--- start ---
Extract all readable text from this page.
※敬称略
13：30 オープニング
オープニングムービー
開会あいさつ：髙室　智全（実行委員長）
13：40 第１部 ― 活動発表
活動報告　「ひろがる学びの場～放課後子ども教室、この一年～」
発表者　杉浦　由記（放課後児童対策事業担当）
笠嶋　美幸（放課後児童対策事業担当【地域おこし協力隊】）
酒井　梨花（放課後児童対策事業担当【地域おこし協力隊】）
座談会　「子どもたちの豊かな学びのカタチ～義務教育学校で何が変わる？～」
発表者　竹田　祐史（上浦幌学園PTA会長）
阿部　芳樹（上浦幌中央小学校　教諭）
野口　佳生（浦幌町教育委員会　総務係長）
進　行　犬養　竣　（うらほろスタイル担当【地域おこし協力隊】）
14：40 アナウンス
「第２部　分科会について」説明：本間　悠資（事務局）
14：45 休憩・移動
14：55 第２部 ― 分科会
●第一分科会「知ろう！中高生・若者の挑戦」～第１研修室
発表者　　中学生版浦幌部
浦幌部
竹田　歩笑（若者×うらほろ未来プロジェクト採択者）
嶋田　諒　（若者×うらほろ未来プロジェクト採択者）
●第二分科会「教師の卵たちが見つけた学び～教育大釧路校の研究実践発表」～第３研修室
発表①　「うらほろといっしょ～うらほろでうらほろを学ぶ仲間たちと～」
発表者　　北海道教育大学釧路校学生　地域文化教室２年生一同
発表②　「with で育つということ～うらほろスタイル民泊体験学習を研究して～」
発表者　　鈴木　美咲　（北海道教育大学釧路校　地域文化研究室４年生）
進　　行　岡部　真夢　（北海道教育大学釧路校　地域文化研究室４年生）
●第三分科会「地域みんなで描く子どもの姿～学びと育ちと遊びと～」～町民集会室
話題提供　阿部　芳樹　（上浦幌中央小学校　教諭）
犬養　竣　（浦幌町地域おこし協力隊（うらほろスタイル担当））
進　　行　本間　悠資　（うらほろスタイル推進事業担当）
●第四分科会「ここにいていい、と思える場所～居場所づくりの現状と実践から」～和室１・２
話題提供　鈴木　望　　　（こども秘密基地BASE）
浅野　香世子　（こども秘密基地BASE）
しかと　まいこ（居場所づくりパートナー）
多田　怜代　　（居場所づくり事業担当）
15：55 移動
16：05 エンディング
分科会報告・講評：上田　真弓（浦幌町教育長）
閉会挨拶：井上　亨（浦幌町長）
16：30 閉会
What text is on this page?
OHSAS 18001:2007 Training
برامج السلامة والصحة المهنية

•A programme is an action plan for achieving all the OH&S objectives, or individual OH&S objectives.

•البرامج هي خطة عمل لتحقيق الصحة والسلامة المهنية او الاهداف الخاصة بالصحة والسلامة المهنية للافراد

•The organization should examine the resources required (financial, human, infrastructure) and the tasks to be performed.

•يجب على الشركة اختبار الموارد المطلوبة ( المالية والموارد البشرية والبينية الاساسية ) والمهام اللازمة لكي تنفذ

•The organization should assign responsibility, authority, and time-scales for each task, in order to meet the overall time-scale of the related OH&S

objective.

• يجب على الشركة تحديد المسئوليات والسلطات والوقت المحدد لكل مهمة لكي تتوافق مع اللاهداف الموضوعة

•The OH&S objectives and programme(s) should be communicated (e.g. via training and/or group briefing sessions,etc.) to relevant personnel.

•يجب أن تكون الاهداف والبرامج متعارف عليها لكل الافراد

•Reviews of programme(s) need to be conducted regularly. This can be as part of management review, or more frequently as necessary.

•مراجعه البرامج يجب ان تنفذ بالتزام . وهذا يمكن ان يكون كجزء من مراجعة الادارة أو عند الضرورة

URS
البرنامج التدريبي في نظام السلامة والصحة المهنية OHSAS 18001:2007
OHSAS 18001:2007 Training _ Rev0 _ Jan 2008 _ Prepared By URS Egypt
--- end ---
— Short exercise —
Show every line above in which the word "should" occurs.

— Response below —
•The organization should examine the resources required (financial, human, infrastructure) and the tasks to be performed.
•The organization should assign responsibility, authority, and time-scales for each task, in order to meet the overall time-scale of the related OH&S
•The OH&S objectives and programme(s) should be communicated (e.g. via training and/or group briefing sessions,etc.) to relevant personnel.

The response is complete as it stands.